## [Problem to work on]
Please transcribe the data below exactly. Leave the pictures out.

## [Provided data]
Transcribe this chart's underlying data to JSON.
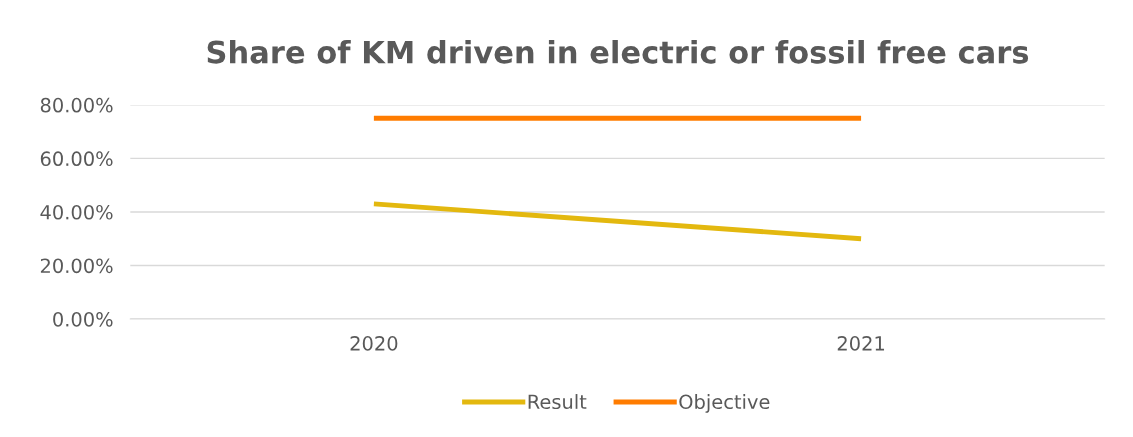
{
  "chart_data": {
    "type": "line",
    "title": "Share of KM driven in electric or fossil free cars",
    "categories": [
      "2020",
      "2021"
    ],
    "series": [
      {
        "name": "Result",
        "color": "#e3b80f",
        "values": [
          43,
          30
        ]
      },
      {
        "name": "Objective",
        "color": "#ff7c00",
        "values": [
          75,
          75
        ]
      }
    ],
    "ylim": [
      0,
      80
    ],
    "yticks": [
      {
        "value": 0,
        "label": "0.00%"
      },
      {
        "value": 20,
        "label": "20.00%"
      },
      {
        "value": 40,
        "label": "40.00%"
      },
      {
        "value": 60,
        "label": "60.00%"
      },
      {
        "value": 80,
        "label": "80.00%"
      }
    ],
    "grid": "y",
    "legend": "bottom",
    "marker": "none",
    "line_style": "solid"
  }
}
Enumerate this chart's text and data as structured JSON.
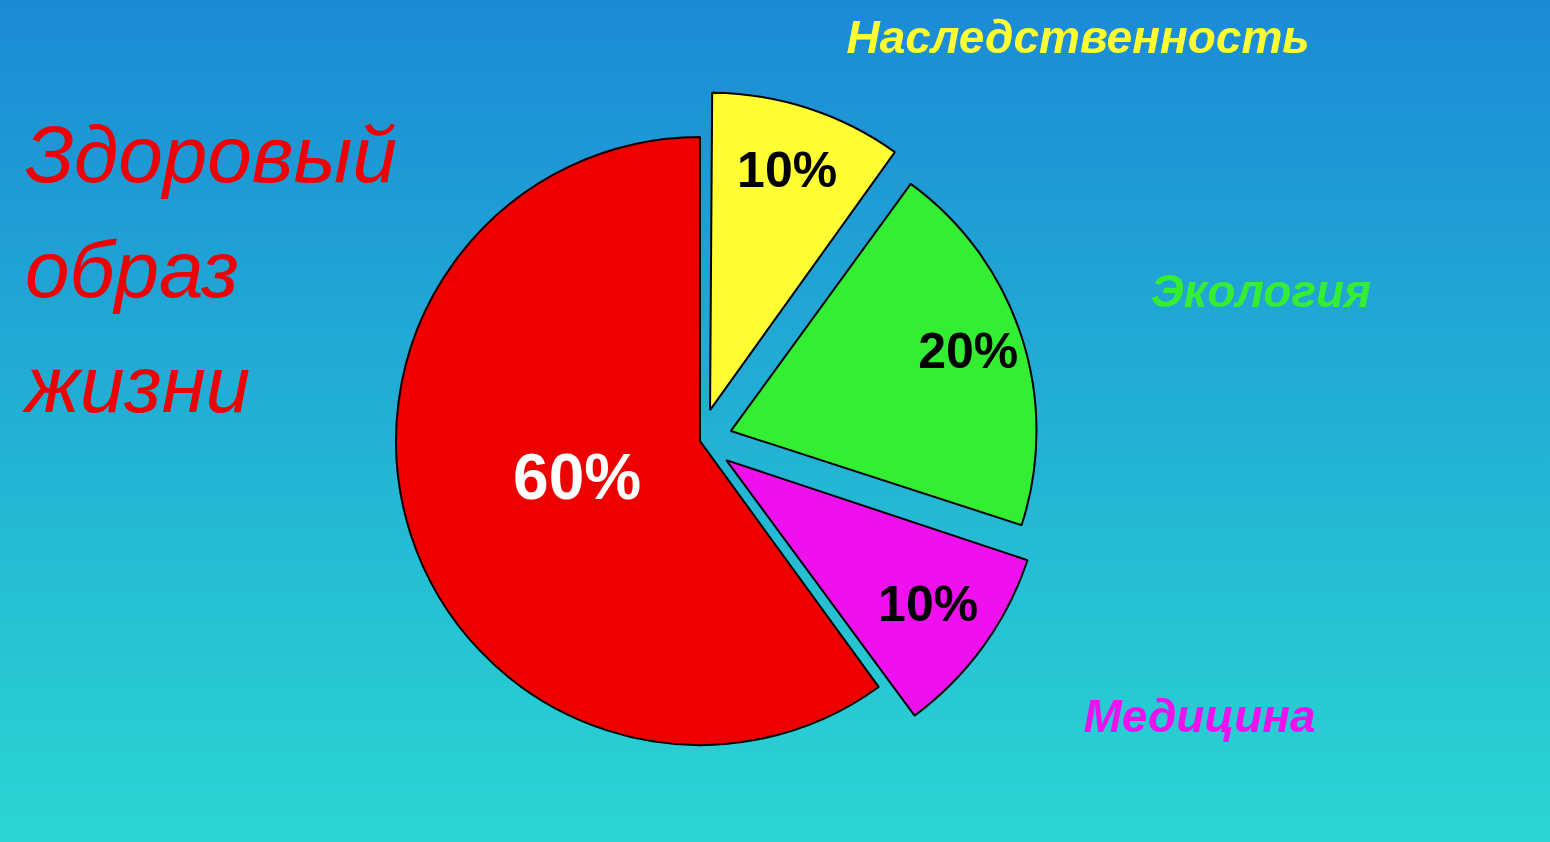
{
  "chart_data": {
    "type": "pie",
    "categories": [
      "Наследственность",
      "Экология",
      "Медицина",
      "Здоровый образ жизни"
    ],
    "values": [
      10,
      20,
      10,
      60
    ],
    "colors": [
      "#ffff33",
      "#33ee33",
      "#ee11ee",
      "#ee0000"
    ],
    "value_labels": [
      "10%",
      "20%",
      "10%",
      "60%"
    ],
    "legend": false
  }
}
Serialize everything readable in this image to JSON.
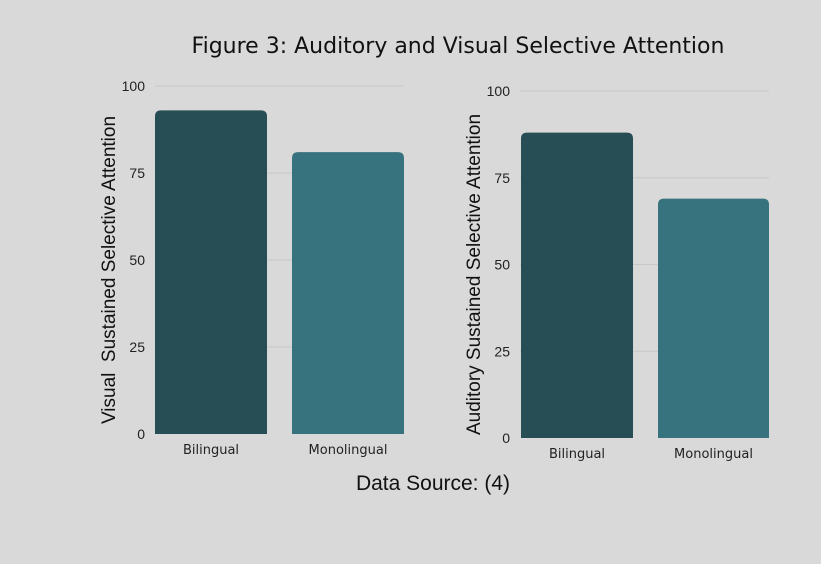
{
  "title": "Figure 3: Auditory and Visual Selective Attention",
  "source": "Data Source: (4)",
  "colors": {
    "background": "#d9d9d9",
    "bilingual": "#274d55",
    "monolingual": "#37737e",
    "grid": "#c8c8c8"
  },
  "chart_data": [
    {
      "type": "bar",
      "categories": [
        "Bilingual",
        "Monolingual"
      ],
      "values": [
        93,
        81
      ],
      "ylabel": "Visual  Sustained Selective Attention",
      "xlabel": "",
      "ylim": [
        0,
        100
      ],
      "yticks": [
        0,
        25,
        50,
        75,
        100
      ],
      "grid": true
    },
    {
      "type": "bar",
      "categories": [
        "Bilingual",
        "Monolingual"
      ],
      "values": [
        88,
        69
      ],
      "ylabel": "Auditory Sustained Selective Attention",
      "xlabel": "",
      "ylim": [
        0,
        100
      ],
      "yticks": [
        0,
        25,
        50,
        75,
        100
      ],
      "grid": true
    }
  ]
}
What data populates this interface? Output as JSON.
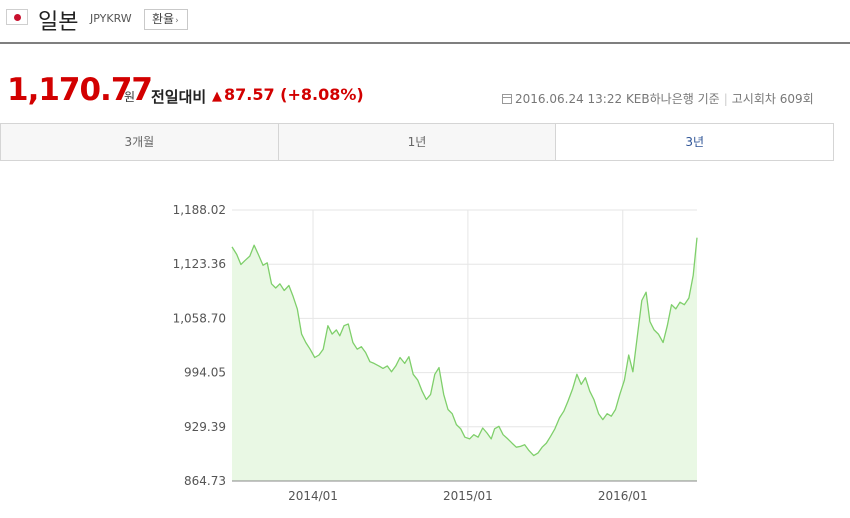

## [Result of this task]
Transcribe this chart's underlying data to JSON.
{
  "chart_data": {
    "type": "line",
    "title": "Share of KM driven in electric or fossil free cars",
    "categories": [
      "2020",
      "2021"
    ],
    "series": [
      {
        "name": "Result",
        "color": "#e3b80f",
        "values": [
          43,
          30
        ]
      },
      {
        "name": "Objective",
        "color": "#ff7c00",
        "values": [
          75,
          75
        ]
      }
    ],
    "ylim": [
      0,
      80
    ],
    "yticks": [
      {
        "value": 0,
        "label": "0.00%"
      },
      {
        "value": 20,
        "label": "20.00%"
      },
      {
        "value": 40,
        "label": "40.00%"
      },
      {
        "value": 60,
        "label": "60.00%"
      },
      {
        "value": 80,
        "label": "80.00%"
      }
    ],
    "grid": "y",
    "legend": "bottom",
    "marker": "none",
    "line_style": "solid"
  }
}
Enumerate this chart's text and data as structured JSON.
{
  "chart_data": {
    "type": "pie",
    "categories": [
      "Наследственность",
      "Экология",
      "Медицина",
      "Здоровый образ жизни"
    ],
    "values": [
      10,
      20,
      10,
      60
    ],
    "colors": [
      "#ffff33",
      "#33ee33",
      "#ee11ee",
      "#ee0000"
    ],
    "value_labels": [
      "10%",
      "20%",
      "10%",
      "60%"
    ],
    "legend": false
  }
}
Serialize everything readable in this image to JSON.
{
  "title": "Figure 3: Auditory and Visual Selective Attention",
  "source": "Data Source: (4)",
  "colors": {
    "background": "#d9d9d9",
    "bilingual": "#274d55",
    "monolingual": "#37737e",
    "grid": "#c8c8c8"
  },
  "chart_data": [
    {
      "type": "bar",
      "categories": [
        "Bilingual",
        "Monolingual"
      ],
      "values": [
        93,
        81
      ],
      "ylabel": "Visual  Sustained Selective Attention",
      "xlabel": "",
      "ylim": [
        0,
        100
      ],
      "yticks": [
        0,
        25,
        50,
        75,
        100
      ],
      "grid": true
    },
    {
      "type": "bar",
      "categories": [
        "Bilingual",
        "Monolingual"
      ],
      "values": [
        88,
        69
      ],
      "ylabel": "Auditory Sustained Selective Attention",
      "xlabel": "",
      "ylim": [
        0,
        100
      ],
      "yticks": [
        0,
        25,
        50,
        75,
        100
      ],
      "grid": true
    }
  ]
}
What data populates this interface? Output as JSON.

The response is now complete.